Excerpted data

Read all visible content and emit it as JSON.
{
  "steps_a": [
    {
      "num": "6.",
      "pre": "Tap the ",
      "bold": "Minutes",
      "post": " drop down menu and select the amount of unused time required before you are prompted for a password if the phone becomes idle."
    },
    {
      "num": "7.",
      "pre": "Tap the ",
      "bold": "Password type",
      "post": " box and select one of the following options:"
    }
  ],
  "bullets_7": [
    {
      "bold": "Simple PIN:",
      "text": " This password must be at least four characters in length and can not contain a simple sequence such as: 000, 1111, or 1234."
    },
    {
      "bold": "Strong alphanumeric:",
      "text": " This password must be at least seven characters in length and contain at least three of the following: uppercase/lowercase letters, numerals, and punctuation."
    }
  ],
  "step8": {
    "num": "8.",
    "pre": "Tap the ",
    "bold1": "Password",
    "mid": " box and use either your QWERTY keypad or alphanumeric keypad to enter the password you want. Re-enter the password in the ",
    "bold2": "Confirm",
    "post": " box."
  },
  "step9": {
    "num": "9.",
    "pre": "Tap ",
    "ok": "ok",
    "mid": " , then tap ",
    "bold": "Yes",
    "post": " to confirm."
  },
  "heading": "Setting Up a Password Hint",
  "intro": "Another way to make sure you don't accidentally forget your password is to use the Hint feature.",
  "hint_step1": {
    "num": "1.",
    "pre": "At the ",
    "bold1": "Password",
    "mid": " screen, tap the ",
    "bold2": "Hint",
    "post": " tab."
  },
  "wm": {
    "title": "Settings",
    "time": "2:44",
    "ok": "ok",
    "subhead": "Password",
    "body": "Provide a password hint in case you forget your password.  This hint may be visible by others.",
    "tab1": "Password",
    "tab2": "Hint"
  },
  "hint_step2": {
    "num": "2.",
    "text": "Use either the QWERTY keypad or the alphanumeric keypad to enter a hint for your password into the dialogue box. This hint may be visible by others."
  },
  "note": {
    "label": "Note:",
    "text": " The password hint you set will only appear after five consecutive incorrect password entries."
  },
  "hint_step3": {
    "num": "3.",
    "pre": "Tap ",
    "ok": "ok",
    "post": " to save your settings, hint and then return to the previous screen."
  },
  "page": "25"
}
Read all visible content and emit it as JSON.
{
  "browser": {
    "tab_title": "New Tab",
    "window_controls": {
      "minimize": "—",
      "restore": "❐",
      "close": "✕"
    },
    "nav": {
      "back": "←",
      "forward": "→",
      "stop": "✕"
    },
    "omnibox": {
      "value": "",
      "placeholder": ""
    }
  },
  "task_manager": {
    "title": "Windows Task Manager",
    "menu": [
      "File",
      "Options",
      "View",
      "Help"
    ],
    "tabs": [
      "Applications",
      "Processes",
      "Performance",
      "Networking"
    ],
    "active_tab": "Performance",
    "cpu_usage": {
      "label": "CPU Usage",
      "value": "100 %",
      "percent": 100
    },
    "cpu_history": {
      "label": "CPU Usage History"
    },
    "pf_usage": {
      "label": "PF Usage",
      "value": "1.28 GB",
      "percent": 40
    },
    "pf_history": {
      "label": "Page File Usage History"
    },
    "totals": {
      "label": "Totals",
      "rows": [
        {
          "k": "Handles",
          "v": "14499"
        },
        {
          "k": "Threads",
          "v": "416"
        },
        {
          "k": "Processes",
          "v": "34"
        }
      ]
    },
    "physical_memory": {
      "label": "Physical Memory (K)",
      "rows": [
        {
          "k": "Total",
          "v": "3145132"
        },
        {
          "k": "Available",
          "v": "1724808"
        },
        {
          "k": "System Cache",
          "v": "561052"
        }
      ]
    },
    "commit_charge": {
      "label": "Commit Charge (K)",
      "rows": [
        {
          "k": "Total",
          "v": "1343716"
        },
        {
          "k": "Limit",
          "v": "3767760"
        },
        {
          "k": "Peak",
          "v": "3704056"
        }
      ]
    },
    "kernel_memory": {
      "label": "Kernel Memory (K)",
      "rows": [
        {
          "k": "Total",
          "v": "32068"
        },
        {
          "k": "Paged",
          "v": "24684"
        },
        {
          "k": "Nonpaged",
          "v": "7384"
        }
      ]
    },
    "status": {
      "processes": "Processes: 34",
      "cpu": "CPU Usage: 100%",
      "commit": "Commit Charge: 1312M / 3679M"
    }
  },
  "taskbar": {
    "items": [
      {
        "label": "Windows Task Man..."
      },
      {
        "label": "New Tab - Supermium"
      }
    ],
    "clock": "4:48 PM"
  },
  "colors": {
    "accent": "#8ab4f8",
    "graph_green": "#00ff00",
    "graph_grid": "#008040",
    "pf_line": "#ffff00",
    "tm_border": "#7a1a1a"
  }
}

Task details
The records above are to be copied in full, exactly as written.

Response to the task
Read all visible content and emit it as JSON.
{
  "steps_a": [
    {
      "num": "6.",
      "pre": "Tap the ",
      "bold": "Minutes",
      "post": " drop down menu and select the amount of unused time required before you are prompted for a password if the phone becomes idle."
    },
    {
      "num": "7.",
      "pre": "Tap the ",
      "bold": "Password type",
      "post": " box and select one of the following options:"
    }
  ],
  "bullets_7": [
    {
      "bold": "Simple PIN:",
      "text": " This password must be at least four characters in length and can not contain a simple sequence such as: 000, 1111, or 1234."
    },
    {
      "bold": "Strong alphanumeric:",
      "text": " This password must be at least seven characters in length and contain at least three of the following: uppercase/lowercase letters, numerals, and punctuation."
    }
  ],
  "step8": {
    "num": "8.",
    "pre": "Tap the ",
    "bold1": "Password",
    "mid": " box and use either your QWERTY keypad or alphanumeric keypad to enter the password you want. Re-enter the password in the ",
    "bold2": "Confirm",
    "post": " box."
  },
  "step9": {
    "num": "9.",
    "pre": "Tap ",
    "ok": "ok",
    "mid": " , then tap ",
    "bold": "Yes",
    "post": " to confirm."
  },
  "heading": "Setting Up a Password Hint",
  "intro": "Another way to make sure you don't accidentally forget your password is to use the Hint feature.",
  "hint_step1": {
    "num": "1.",
    "pre": "At the ",
    "bold1": "Password",
    "mid": " screen, tap the ",
    "bold2": "Hint",
    "post": " tab."
  },
  "wm": {
    "title": "Settings",
    "time": "2:44",
    "ok": "ok",
    "subhead": "Password",
    "body": "Provide a password hint in case you forget your password.  This hint may be visible by others.",
    "tab1": "Password",
    "tab2": "Hint"
  },
  "hint_step2": {
    "num": "2.",
    "text": "Use either the QWERTY keypad or the alphanumeric keypad to enter a hint for your password into the dialogue box. This hint may be visible by others."
  },
  "note": {
    "label": "Note:",
    "text": " The password hint you set will only appear after five consecutive incorrect password entries."
  },
  "hint_step3": {
    "num": "3.",
    "pre": "Tap ",
    "ok": "ok",
    "post": " to save your settings, hint and then return to the previous screen."
  },
  "page": "25"
}
Read all visible content and emit it as JSON.
{
  "browser": {
    "tab_title": "New Tab",
    "window_controls": {
      "minimize": "—",
      "restore": "❐",
      "close": "✕"
    },
    "nav": {
      "back": "←",
      "forward": "→",
      "stop": "✕"
    },
    "omnibox": {
      "value": "",
      "placeholder": ""
    }
  },
  "task_manager": {
    "title": "Windows Task Manager",
    "menu": [
      "File",
      "Options",
      "View",
      "Help"
    ],
    "tabs": [
      "Applications",
      "Processes",
      "Performance",
      "Networking"
    ],
    "active_tab": "Performance",
    "cpu_usage": {
      "label": "CPU Usage",
      "value": "100 %",
      "percent": 100
    },
    "cpu_history": {
      "label": "CPU Usage History"
    },
    "pf_usage": {
      "label": "PF Usage",
      "value": "1.28 GB",
      "percent": 40
    },
    "pf_history": {
      "label": "Page File Usage History"
    },
    "totals": {
      "label": "Totals",
      "rows": [
        {
          "k": "Handles",
          "v": "14499"
        },
        {
          "k": "Threads",
          "v": "416"
        },
        {
          "k": "Processes",
          "v": "34"
        }
      ]
    },
    "physical_memory": {
      "label": "Physical Memory (K)",
      "rows": [
        {
          "k": "Total",
          "v": "3145132"
        },
        {
          "k": "Available",
          "v": "1724808"
        },
        {
          "k": "System Cache",
          "v": "561052"
        }
      ]
    },
    "commit_charge": {
      "label": "Commit Charge (K)",
      "rows": [
        {
          "k": "Total",
          "v": "1343716"
        },
        {
          "k": "Limit",
          "v": "3767760"
        },
        {
          "k": "Peak",
          "v": "3704056"
        }
      ]
    },
    "kernel_memory": {
      "label": "Kernel Memory (K)",
      "rows": [
        {
          "k": "Total",
          "v": "32068"
        },
        {
          "k": "Paged",
          "v": "24684"
        },
        {
          "k": "Nonpaged",
          "v": "7384"
        }
      ]
    },
    "status": {
      "processes": "Processes: 34",
      "cpu": "CPU Usage: 100%",
      "commit": "Commit Charge: 1312M / 3679M"
    }
  },
  "taskbar": {
    "items": [
      {
        "label": "Windows Task Man..."
      },
      {
        "label": "New Tab - Supermium"
      }
    ],
    "clock": "4:48 PM"
  },
  "colors": {
    "accent": "#8ab4f8",
    "graph_green": "#00ff00",
    "graph_grid": "#008040",
    "pf_line": "#ffff00",
    "tm_border": "#7a1a1a"
  }
}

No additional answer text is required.